____ Extracted information
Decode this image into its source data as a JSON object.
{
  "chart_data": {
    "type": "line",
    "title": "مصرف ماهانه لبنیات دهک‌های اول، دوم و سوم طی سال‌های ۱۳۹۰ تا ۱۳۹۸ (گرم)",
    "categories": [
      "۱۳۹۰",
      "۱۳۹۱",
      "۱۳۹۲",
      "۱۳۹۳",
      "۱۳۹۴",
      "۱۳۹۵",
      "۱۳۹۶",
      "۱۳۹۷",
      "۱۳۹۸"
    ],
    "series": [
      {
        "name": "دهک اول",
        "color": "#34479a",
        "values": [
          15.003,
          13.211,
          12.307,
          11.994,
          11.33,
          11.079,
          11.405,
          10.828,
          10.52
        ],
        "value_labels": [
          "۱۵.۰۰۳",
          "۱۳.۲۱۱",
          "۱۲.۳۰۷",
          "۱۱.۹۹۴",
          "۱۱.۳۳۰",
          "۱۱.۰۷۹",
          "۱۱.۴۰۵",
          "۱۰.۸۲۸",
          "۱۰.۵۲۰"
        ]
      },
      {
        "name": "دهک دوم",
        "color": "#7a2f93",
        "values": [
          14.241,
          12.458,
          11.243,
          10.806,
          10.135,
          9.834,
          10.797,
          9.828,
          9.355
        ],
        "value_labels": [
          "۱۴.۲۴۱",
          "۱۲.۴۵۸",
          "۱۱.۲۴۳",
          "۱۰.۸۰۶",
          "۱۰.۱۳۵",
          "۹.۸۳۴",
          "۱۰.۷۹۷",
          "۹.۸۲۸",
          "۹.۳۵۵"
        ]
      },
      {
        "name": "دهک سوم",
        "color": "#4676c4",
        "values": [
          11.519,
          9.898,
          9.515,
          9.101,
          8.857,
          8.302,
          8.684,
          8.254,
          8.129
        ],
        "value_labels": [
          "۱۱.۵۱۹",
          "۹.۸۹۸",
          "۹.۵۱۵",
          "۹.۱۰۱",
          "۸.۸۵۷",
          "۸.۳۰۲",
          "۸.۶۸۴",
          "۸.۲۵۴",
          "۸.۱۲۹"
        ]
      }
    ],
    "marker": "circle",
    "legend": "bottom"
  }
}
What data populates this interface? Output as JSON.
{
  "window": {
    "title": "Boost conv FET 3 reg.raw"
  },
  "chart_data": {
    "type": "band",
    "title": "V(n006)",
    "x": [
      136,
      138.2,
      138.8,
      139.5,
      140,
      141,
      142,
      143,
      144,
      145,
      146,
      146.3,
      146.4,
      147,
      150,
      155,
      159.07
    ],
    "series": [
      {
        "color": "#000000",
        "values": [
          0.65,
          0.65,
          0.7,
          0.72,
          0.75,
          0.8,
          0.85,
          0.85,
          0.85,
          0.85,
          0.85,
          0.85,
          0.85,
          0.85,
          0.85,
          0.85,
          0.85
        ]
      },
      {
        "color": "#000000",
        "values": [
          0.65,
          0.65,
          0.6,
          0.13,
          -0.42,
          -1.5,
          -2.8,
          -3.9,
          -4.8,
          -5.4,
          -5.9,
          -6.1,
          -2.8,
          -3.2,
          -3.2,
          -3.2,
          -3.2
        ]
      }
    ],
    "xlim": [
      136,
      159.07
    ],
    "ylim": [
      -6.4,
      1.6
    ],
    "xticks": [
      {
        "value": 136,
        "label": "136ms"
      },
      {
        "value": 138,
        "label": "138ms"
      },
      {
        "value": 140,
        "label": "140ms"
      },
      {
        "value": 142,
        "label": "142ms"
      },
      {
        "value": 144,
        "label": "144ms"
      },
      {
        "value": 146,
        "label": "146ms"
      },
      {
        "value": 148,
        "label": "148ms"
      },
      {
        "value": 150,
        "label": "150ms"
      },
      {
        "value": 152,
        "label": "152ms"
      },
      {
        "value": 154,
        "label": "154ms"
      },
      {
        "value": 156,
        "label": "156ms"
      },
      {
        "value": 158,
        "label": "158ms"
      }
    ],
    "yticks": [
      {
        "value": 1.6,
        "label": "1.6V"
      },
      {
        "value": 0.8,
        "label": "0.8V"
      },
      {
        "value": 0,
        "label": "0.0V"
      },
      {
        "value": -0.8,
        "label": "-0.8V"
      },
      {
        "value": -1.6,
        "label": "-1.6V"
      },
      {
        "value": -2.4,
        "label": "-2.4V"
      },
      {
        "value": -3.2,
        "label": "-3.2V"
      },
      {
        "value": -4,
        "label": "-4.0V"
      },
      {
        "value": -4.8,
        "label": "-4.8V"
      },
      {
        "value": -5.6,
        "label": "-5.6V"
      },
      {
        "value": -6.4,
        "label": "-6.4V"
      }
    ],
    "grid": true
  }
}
________
**The problem**
Write out the records shown above, exactly as they appear.

**Expected answer**
Decode this image into its source data as a JSON object.
{
  "chart_data": {
    "type": "line",
    "title": "مصرف ماهانه لبنیات دهک‌های اول، دوم و سوم طی سال‌های ۱۳۹۰ تا ۱۳۹۸ (گرم)",
    "categories": [
      "۱۳۹۰",
      "۱۳۹۱",
      "۱۳۹۲",
      "۱۳۹۳",
      "۱۳۹۴",
      "۱۳۹۵",
      "۱۳۹۶",
      "۱۳۹۷",
      "۱۳۹۸"
    ],
    "series": [
      {
        "name": "دهک اول",
        "color": "#34479a",
        "values": [
          15.003,
          13.211,
          12.307,
          11.994,
          11.33,
          11.079,
          11.405,
          10.828,
          10.52
        ],
        "value_labels": [
          "۱۵.۰۰۳",
          "۱۳.۲۱۱",
          "۱۲.۳۰۷",
          "۱۱.۹۹۴",
          "۱۱.۳۳۰",
          "۱۱.۰۷۹",
          "۱۱.۴۰۵",
          "۱۰.۸۲۸",
          "۱۰.۵۲۰"
        ]
      },
      {
        "name": "دهک دوم",
        "color": "#7a2f93",
        "values": [
          14.241,
          12.458,
          11.243,
          10.806,
          10.135,
          9.834,
          10.797,
          9.828,
          9.355
        ],
        "value_labels": [
          "۱۴.۲۴۱",
          "۱۲.۴۵۸",
          "۱۱.۲۴۳",
          "۱۰.۸۰۶",
          "۱۰.۱۳۵",
          "۹.۸۳۴",
          "۱۰.۷۹۷",
          "۹.۸۲۸",
          "۹.۳۵۵"
        ]
      },
      {
        "name": "دهک سوم",
        "color": "#4676c4",
        "values": [
          11.519,
          9.898,
          9.515,
          9.101,
          8.857,
          8.302,
          8.684,
          8.254,
          8.129
        ],
        "value_labels": [
          "۱۱.۵۱۹",
          "۹.۸۹۸",
          "۹.۵۱۵",
          "۹.۱۰۱",
          "۸.۸۵۷",
          "۸.۳۰۲",
          "۸.۶۸۴",
          "۸.۲۵۴",
          "۸.۱۲۹"
        ]
      }
    ],
    "marker": "circle",
    "legend": "bottom"
  }
}
What data populates this interface? Output as JSON.
{
  "window": {
    "title": "Boost conv FET 3 reg.raw"
  },
  "chart_data": {
    "type": "band",
    "title": "V(n006)",
    "x": [
      136,
      138.2,
      138.8,
      139.5,
      140,
      141,
      142,
      143,
      144,
      145,
      146,
      146.3,
      146.4,
      147,
      150,
      155,
      159.07
    ],
    "series": [
      {
        "color": "#000000",
        "values": [
          0.65,
          0.65,
          0.7,
          0.72,
          0.75,
          0.8,
          0.85,
          0.85,
          0.85,
          0.85,
          0.85,
          0.85,
          0.85,
          0.85,
          0.85,
          0.85,
          0.85
        ]
      },
      {
        "color": "#000000",
        "values": [
          0.65,
          0.65,
          0.6,
          0.13,
          -0.42,
          -1.5,
          -2.8,
          -3.9,
          -4.8,
          -5.4,
          -5.9,
          -6.1,
          -2.8,
          -3.2,
          -3.2,
          -3.2,
          -3.2
        ]
      }
    ],
    "xlim": [
      136,
      159.07
    ],
    "ylim": [
      -6.4,
      1.6
    ],
    "xticks": [
      {
        "value": 136,
        "label": "136ms"
      },
      {
        "value": 138,
        "label": "138ms"
      },
      {
        "value": 140,
        "label": "140ms"
      },
      {
        "value": 142,
        "label": "142ms"
      },
      {
        "value": 144,
        "label": "144ms"
      },
      {
        "value": 146,
        "label": "146ms"
      },
      {
        "value": 148,
        "label": "148ms"
      },
      {
        "value": 150,
        "label": "150ms"
      },
      {
        "value": 152,
        "label": "152ms"
      },
      {
        "value": 154,
        "label": "154ms"
      },
      {
        "value": 156,
        "label": "156ms"
      },
      {
        "value": 158,
        "label": "158ms"
      }
    ],
    "yticks": [
      {
        "value": 1.6,
        "label": "1.6V"
      },
      {
        "value": 0.8,
        "label": "0.8V"
      },
      {
        "value": 0,
        "label": "0.0V"
      },
      {
        "value": -0.8,
        "label": "-0.8V"
      },
      {
        "value": -1.6,
        "label": "-1.6V"
      },
      {
        "value": -2.4,
        "label": "-2.4V"
      },
      {
        "value": -3.2,
        "label": "-3.2V"
      },
      {
        "value": -4,
        "label": "-4.0V"
      },
      {
        "value": -4.8,
        "label": "-4.8V"
      },
      {
        "value": -5.6,
        "label": "-5.6V"
      },
      {
        "value": -6.4,
        "label": "-6.4V"
      }
    ],
    "grid": true
  }
}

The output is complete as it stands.